**What you should do:** Below is a block of records: output all of them exactly and leave out the pictures.

--- START OF Stored data ---

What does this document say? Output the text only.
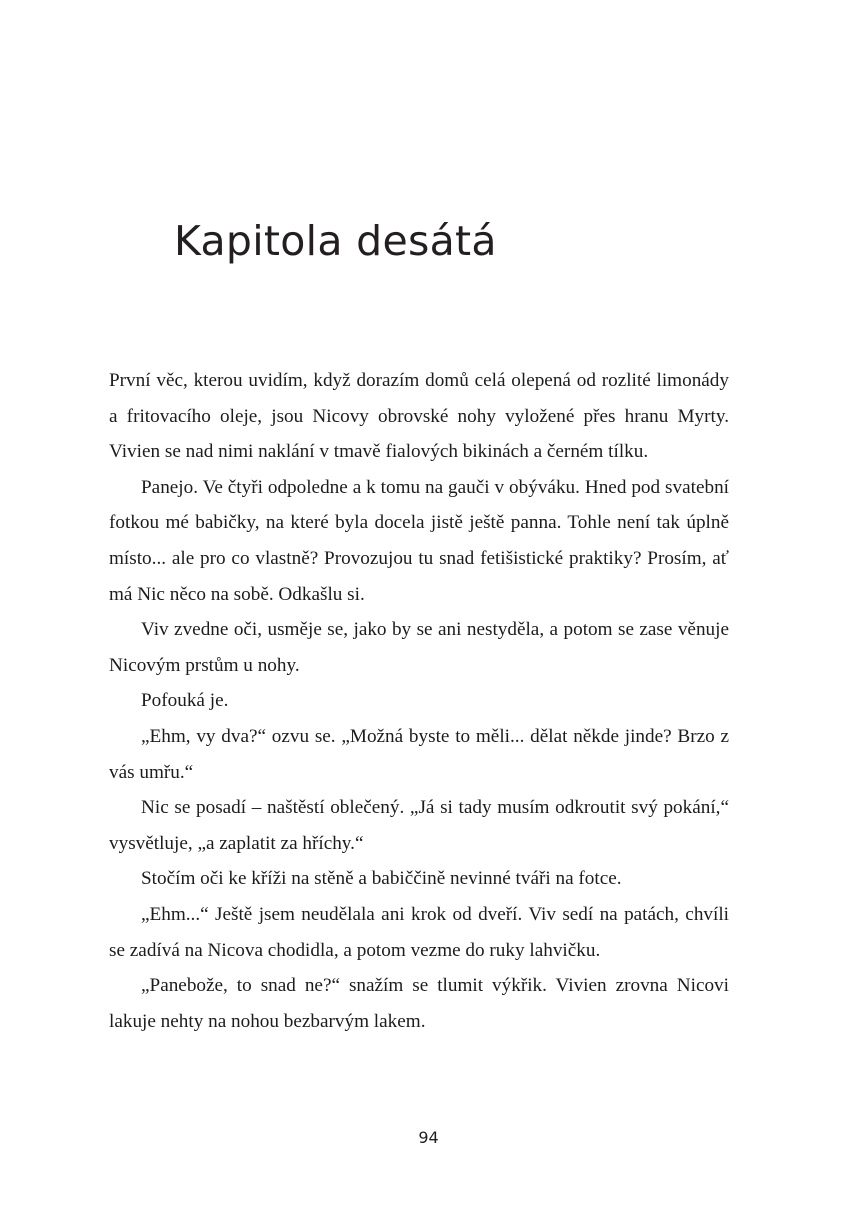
Kapitola desátá

První věc, kterou uvidím, když dorazím domů celá olepená od rozlité limonády a fritovacího oleje, jsou Nicovy obrovské nohy vyložené přes hranu Myrty. Vivien se nad nimi naklání v tmavě fialových bikinách a černém tílku.

Panejo. Ve čtyři odpoledne a k tomu na gauči v obýváku. Hned pod svatební fotkou mé babičky, na které byla docela jistě ještě panna. Tohle není tak úplně místo... ale pro co vlastně? Provozujou tu snad fetišistické praktiky? Prosím, ať má Nic něco na sobě. Odkašlu si.

Viv zvedne oči, usměje se, jako by se ani nestyděla, a potom se zase věnuje Nicovým prstům u nohy.

Pofouká je.

„Ehm, vy dva?“ ozvu se. „Možná byste to měli... dělat někde jinde? Brzo z vás umřu.“

Nic se posadí – naštěstí oblečený. „Já si tady musím odkroutit svý pokání,“ vysvětluje, „a zaplatit za hříchy.“

Stočím oči ke kříži na stěně a babiččině nevinné tváři na fotce.

„Ehm...“ Ještě jsem neudělala ani krok od dveří. Viv sedí na patách, chvíli se zadívá na Nicova chodidla, a potom vezme do ruky lahvičku.

„Panebože, to snad ne?“ snažím se tlumit výkřik. Vivien zrovna Nicovi lakuje nehty na nohou bezbarvým lakem.

94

--- END OF Stored data ---

**Worked solution:**
What does this document say? Output the text only.
Kapitola desátá

První věc, kterou uvidím, když dorazím domů celá olepená od rozlité limonády a fritovacího oleje, jsou Nicovy obrovské nohy vyložené přes hranu Myrty. Vivien se nad nimi naklání v tmavě fialových bikinách a černém tílku.

Panejo. Ve čtyři odpoledne a k tomu na gauči v obýváku. Hned pod svatební fotkou mé babičky, na které byla docela jistě ještě panna. Tohle není tak úplně místo... ale pro co vlastně? Provozujou tu snad fetišistické praktiky? Prosím, ať má Nic něco na sobě. Odkašlu si.

Viv zvedne oči, usměje se, jako by se ani nestyděla, a potom se zase věnuje Nicovým prstům u nohy.

Pofouká je.

„Ehm, vy dva?“ ozvu se. „Možná byste to měli... dělat někde jinde? Brzo z vás umřu.“

Nic se posadí – naštěstí oblečený. „Já si tady musím odkroutit svý pokání,“ vysvětluje, „a zaplatit za hříchy.“

Stočím oči ke kříži na stěně a babiččině nevinné tváři na fotce.

„Ehm...“ Ještě jsem neudělala ani krok od dveří. Viv sedí na patách, chvíli se zadívá na Nicova chodidla, a potom vezme do ruky lahvičku.

„Panebože, to snad ne?“ snažím se tlumit výkřik. Vivien zrovna Nicovi lakuje nehty na nohou bezbarvým lakem.

94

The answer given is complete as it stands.